> _Objective_: Output each entry exactly; skip nothing.

################

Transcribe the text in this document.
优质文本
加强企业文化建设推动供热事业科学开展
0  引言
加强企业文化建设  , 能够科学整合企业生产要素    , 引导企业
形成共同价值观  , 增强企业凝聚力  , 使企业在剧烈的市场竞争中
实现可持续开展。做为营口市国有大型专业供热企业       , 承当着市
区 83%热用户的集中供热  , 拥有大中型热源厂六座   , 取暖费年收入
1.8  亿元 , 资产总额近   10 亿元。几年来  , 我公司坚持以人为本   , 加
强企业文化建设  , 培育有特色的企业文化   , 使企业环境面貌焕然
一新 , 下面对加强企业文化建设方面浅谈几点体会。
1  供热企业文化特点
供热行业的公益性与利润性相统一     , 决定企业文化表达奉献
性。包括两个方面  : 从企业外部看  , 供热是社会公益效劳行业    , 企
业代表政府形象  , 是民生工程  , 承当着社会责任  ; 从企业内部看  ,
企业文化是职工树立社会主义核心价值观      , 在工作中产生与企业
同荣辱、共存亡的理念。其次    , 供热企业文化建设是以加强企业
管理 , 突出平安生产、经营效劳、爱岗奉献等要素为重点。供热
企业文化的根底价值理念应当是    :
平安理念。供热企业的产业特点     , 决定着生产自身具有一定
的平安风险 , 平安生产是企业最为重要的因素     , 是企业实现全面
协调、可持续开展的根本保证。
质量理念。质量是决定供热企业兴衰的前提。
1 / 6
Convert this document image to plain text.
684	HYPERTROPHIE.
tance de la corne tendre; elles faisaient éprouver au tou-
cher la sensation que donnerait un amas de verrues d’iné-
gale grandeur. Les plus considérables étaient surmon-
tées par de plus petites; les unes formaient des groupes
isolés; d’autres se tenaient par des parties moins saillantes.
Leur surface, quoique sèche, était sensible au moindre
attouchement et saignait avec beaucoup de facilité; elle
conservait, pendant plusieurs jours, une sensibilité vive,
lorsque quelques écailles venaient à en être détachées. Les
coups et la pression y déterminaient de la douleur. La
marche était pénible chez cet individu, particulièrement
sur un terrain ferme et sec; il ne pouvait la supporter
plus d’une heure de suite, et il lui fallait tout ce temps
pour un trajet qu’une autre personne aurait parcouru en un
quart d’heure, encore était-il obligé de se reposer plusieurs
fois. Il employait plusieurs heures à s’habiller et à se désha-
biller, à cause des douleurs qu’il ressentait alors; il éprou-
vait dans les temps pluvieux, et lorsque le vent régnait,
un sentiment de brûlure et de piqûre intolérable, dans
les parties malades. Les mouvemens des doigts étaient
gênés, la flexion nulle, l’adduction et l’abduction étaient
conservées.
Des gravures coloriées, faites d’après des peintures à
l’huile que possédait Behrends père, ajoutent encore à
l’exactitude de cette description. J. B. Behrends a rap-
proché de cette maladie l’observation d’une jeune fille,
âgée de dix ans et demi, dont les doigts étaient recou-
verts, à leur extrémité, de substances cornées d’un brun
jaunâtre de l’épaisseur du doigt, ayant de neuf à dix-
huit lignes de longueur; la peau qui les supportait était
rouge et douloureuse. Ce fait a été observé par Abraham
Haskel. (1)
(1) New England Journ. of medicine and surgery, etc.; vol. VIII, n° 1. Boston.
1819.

################

> _Solved problem_:
Transcribe the text in this document.
优质文本
加强企业文化建设推动供热事业科学开展
0  引言
加强企业文化建设  , 能够科学整合企业生产要素    , 引导企业
形成共同价值观  , 增强企业凝聚力  , 使企业在剧烈的市场竞争中
实现可持续开展。做为营口市国有大型专业供热企业       , 承当着市
区 83%热用户的集中供热  , 拥有大中型热源厂六座   , 取暖费年收入
1.8  亿元 , 资产总额近   10 亿元。几年来  , 我公司坚持以人为本   , 加
强企业文化建设  , 培育有特色的企业文化   , 使企业环境面貌焕然
一新 , 下面对加强企业文化建设方面浅谈几点体会。
1  供热企业文化特点
供热行业的公益性与利润性相统一     , 决定企业文化表达奉献
性。包括两个方面  : 从企业外部看  , 供热是社会公益效劳行业    , 企
业代表政府形象  , 是民生工程  , 承当着社会责任  ; 从企业内部看  ,
企业文化是职工树立社会主义核心价值观      , 在工作中产生与企业
同荣辱、共存亡的理念。其次    , 供热企业文化建设是以加强企业
管理 , 突出平安生产、经营效劳、爱岗奉献等要素为重点。供热
企业文化的根底价值理念应当是    :
平安理念。供热企业的产业特点     , 决定着生产自身具有一定
的平安风险 , 平安生产是企业最为重要的因素     , 是企业实现全面
协调、可持续开展的根本保证。
质量理念。质量是决定供热企业兴衰的前提。
1 / 6
Convert this document image to plain text.
684	HYPERTROPHIE.
tance de la corne tendre; elles faisaient éprouver au tou-
cher la sensation que donnerait un amas de verrues d’iné-
gale grandeur. Les plus considérables étaient surmon-
tées par de plus petites; les unes formaient des groupes
isolés; d’autres se tenaient par des parties moins saillantes.
Leur surface, quoique sèche, était sensible au moindre
attouchement et saignait avec beaucoup de facilité; elle
conservait, pendant plusieurs jours, une sensibilité vive,
lorsque quelques écailles venaient à en être détachées. Les
coups et la pression y déterminaient de la douleur. La
marche était pénible chez cet individu, particulièrement
sur un terrain ferme et sec; il ne pouvait la supporter
plus d’une heure de suite, et il lui fallait tout ce temps
pour un trajet qu’une autre personne aurait parcouru en un
quart d’heure, encore était-il obligé de se reposer plusieurs
fois. Il employait plusieurs heures à s’habiller et à se désha-
biller, à cause des douleurs qu’il ressentait alors; il éprou-
vait dans les temps pluvieux, et lorsque le vent régnait,
un sentiment de brûlure et de piqûre intolérable, dans
les parties malades. Les mouvemens des doigts étaient
gênés, la flexion nulle, l’adduction et l’abduction étaient
conservées.
Des gravures coloriées, faites d’après des peintures à
l’huile que possédait Behrends père, ajoutent encore à
l’exactitude de cette description. J. B. Behrends a rap-
proché de cette maladie l’observation d’une jeune fille,
âgée de dix ans et demi, dont les doigts étaient recou-
verts, à leur extrémité, de substances cornées d’un brun
jaunâtre de l’épaisseur du doigt, ayant de neuf à dix-
huit lignes de longueur; la peau qui les supportait était
rouge et douloureuse. Ce fait a été observé par Abraham
Haskel. (1)
(1) New England Journ. of medicine and surgery, etc.; vol. VIII, n° 1. Boston.
1819.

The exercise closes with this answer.